◆ Extracted data:
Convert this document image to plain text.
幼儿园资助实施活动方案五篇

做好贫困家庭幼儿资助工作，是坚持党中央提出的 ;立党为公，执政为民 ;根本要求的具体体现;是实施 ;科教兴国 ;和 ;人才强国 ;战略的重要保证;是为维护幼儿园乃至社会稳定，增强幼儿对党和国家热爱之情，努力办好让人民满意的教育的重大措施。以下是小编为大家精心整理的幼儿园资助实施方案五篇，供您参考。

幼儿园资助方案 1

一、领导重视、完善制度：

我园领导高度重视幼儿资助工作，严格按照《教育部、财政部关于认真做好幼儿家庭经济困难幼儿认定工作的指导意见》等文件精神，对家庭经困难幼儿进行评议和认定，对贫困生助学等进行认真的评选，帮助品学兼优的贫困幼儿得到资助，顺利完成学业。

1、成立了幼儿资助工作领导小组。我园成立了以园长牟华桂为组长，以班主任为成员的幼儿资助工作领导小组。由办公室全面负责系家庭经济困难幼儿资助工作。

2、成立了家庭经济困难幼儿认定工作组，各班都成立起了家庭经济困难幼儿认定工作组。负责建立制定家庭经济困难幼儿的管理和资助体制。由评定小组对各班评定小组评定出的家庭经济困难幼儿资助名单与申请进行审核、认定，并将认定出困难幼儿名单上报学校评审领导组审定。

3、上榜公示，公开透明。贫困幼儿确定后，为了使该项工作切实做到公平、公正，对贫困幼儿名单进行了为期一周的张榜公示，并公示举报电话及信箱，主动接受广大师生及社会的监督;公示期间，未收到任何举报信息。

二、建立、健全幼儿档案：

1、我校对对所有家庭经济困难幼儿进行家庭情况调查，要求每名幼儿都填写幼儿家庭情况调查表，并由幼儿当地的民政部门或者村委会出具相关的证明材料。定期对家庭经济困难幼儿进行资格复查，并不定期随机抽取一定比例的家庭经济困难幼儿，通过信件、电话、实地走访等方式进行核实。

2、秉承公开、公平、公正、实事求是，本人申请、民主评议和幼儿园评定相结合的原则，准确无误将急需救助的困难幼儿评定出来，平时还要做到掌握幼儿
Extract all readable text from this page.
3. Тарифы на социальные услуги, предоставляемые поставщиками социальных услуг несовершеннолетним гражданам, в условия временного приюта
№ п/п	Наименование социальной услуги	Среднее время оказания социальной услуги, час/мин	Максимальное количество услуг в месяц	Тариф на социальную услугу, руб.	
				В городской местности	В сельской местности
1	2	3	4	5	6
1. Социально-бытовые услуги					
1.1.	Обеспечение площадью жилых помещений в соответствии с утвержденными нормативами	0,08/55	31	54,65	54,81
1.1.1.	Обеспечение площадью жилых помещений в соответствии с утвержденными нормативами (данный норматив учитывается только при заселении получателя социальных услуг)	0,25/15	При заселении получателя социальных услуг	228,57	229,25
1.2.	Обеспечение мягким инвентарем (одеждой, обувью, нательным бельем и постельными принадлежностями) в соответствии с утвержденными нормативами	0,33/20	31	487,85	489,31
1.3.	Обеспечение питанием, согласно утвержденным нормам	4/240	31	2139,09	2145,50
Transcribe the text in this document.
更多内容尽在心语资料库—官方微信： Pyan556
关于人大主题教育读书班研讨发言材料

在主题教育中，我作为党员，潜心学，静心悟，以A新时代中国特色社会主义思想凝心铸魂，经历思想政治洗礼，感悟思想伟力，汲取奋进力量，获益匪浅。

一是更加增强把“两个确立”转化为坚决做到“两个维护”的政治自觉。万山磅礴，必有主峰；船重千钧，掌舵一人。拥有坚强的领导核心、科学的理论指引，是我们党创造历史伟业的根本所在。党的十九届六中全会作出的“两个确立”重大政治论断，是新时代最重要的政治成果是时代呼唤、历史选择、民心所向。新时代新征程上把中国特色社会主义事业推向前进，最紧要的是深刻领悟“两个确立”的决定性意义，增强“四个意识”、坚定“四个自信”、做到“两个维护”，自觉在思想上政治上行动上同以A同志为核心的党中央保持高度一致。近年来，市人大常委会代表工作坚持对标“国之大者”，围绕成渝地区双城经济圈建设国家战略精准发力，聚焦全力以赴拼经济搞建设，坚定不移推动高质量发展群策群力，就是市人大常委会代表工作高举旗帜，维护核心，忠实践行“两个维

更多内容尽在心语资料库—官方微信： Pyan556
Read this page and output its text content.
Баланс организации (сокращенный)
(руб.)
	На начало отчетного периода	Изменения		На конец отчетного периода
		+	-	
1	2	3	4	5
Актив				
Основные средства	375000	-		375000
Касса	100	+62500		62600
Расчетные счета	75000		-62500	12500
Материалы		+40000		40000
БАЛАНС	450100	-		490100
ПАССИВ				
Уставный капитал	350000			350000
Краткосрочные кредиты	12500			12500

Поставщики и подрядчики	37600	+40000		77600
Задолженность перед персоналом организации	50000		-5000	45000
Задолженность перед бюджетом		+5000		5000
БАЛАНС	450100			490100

◆ What you should do: In full and verbatim, repeat the records given above.

◆ Answer for this exercise:
Convert this document image to plain text.
幼儿园资助实施活动方案五篇

做好贫困家庭幼儿资助工作，是坚持党中央提出的 ;立党为公，执政为民 ;根本要求的具体体现;是实施 ;科教兴国 ;和 ;人才强国 ;战略的重要保证;是为维护幼儿园乃至社会稳定，增强幼儿对党和国家热爱之情，努力办好让人民满意的教育的重大措施。以下是小编为大家精心整理的幼儿园资助实施方案五篇，供您参考。

幼儿园资助方案 1

一、领导重视、完善制度：

我园领导高度重视幼儿资助工作，严格按照《教育部、财政部关于认真做好幼儿家庭经济困难幼儿认定工作的指导意见》等文件精神，对家庭经困难幼儿进行评议和认定，对贫困生助学等进行认真的评选，帮助品学兼优的贫困幼儿得到资助，顺利完成学业。

1、成立了幼儿资助工作领导小组。我园成立了以园长牟华桂为组长，以班主任为成员的幼儿资助工作领导小组。由办公室全面负责系家庭经济困难幼儿资助工作。

2、成立了家庭经济困难幼儿认定工作组，各班都成立起了家庭经济困难幼儿认定工作组。负责建立制定家庭经济困难幼儿的管理和资助体制。由评定小组对各班评定小组评定出的家庭经济困难幼儿资助名单与申请进行审核、认定，并将认定出困难幼儿名单上报学校评审领导组审定。

3、上榜公示，公开透明。贫困幼儿确定后，为了使该项工作切实做到公平、公正，对贫困幼儿名单进行了为期一周的张榜公示，并公示举报电话及信箱，主动接受广大师生及社会的监督;公示期间，未收到任何举报信息。

二、建立、健全幼儿档案：

1、我校对对所有家庭经济困难幼儿进行家庭情况调查，要求每名幼儿都填写幼儿家庭情况调查表，并由幼儿当地的民政部门或者村委会出具相关的证明材料。定期对家庭经济困难幼儿进行资格复查，并不定期随机抽取一定比例的家庭经济困难幼儿，通过信件、电话、实地走访等方式进行核实。

2、秉承公开、公平、公正、实事求是，本人申请、民主评议和幼儿园评定相结合的原则，准确无误将急需救助的困难幼儿评定出来，平时还要做到掌握幼儿
Extract all readable text from this page.
3. Тарифы на социальные услуги, предоставляемые поставщиками социальных услуг несовершеннолетним гражданам, в условия временного приюта
№ п/п	Наименование социальной услуги	Среднее время оказания социальной услуги, час/мин	Максимальное количество услуг в месяц	Тариф на социальную услугу, руб.	
				В городской местности	В сельской местности
1	2	3	4	5	6
1. Социально-бытовые услуги					
1.1.	Обеспечение площадью жилых помещений в соответствии с утвержденными нормативами	0,08/55	31	54,65	54,81
1.1.1.	Обеспечение площадью жилых помещений в соответствии с утвержденными нормативами (данный норматив учитывается только при заселении получателя социальных услуг)	0,25/15	При заселении получателя социальных услуг	228,57	229,25
1.2.	Обеспечение мягким инвентарем (одеждой, обувью, нательным бельем и постельными принадлежностями) в соответствии с утвержденными нормативами	0,33/20	31	487,85	489,31
1.3.	Обеспечение питанием, согласно утвержденным нормам	4/240	31	2139,09	2145,50
Transcribe the text in this document.
更多内容尽在心语资料库—官方微信： Pyan556
关于人大主题教育读书班研讨发言材料

在主题教育中，我作为党员，潜心学，静心悟，以A新时代中国特色社会主义思想凝心铸魂，经历思想政治洗礼，感悟思想伟力，汲取奋进力量，获益匪浅。

一是更加增强把“两个确立”转化为坚决做到“两个维护”的政治自觉。万山磅礴，必有主峰；船重千钧，掌舵一人。拥有坚强的领导核心、科学的理论指引，是我们党创造历史伟业的根本所在。党的十九届六中全会作出的“两个确立”重大政治论断，是新时代最重要的政治成果是时代呼唤、历史选择、民心所向。新时代新征程上把中国特色社会主义事业推向前进，最紧要的是深刻领悟“两个确立”的决定性意义，增强“四个意识”、坚定“四个自信”、做到“两个维护”，自觉在思想上政治上行动上同以A同志为核心的党中央保持高度一致。近年来，市人大常委会代表工作坚持对标“国之大者”，围绕成渝地区双城经济圈建设国家战略精准发力，聚焦全力以赴拼经济搞建设，坚定不移推动高质量发展群策群力，就是市人大常委会代表工作高举旗帜，维护核心，忠实践行“两个维

更多内容尽在心语资料库—官方微信： Pyan556
Read this page and output its text content.
Баланс организации (сокращенный)
(руб.)
	На начало отчетного периода	Изменения		На конец отчетного периода
		+	-	
1	2	3	4	5
Актив				
Основные средства	375000	-		375000
Касса	100	+62500		62600
Расчетные счета	75000		-62500	12500
Материалы		+40000		40000
БАЛАНС	450100	-		490100
ПАССИВ				
Уставный капитал	350000			350000
Краткосрочные кредиты	12500			12500

Поставщики и подрядчики	37600	+40000		77600
Задолженность перед персоналом организации	50000		-5000	45000
Задолженность перед бюджетом		+5000		5000
БАЛАНС	450100			490100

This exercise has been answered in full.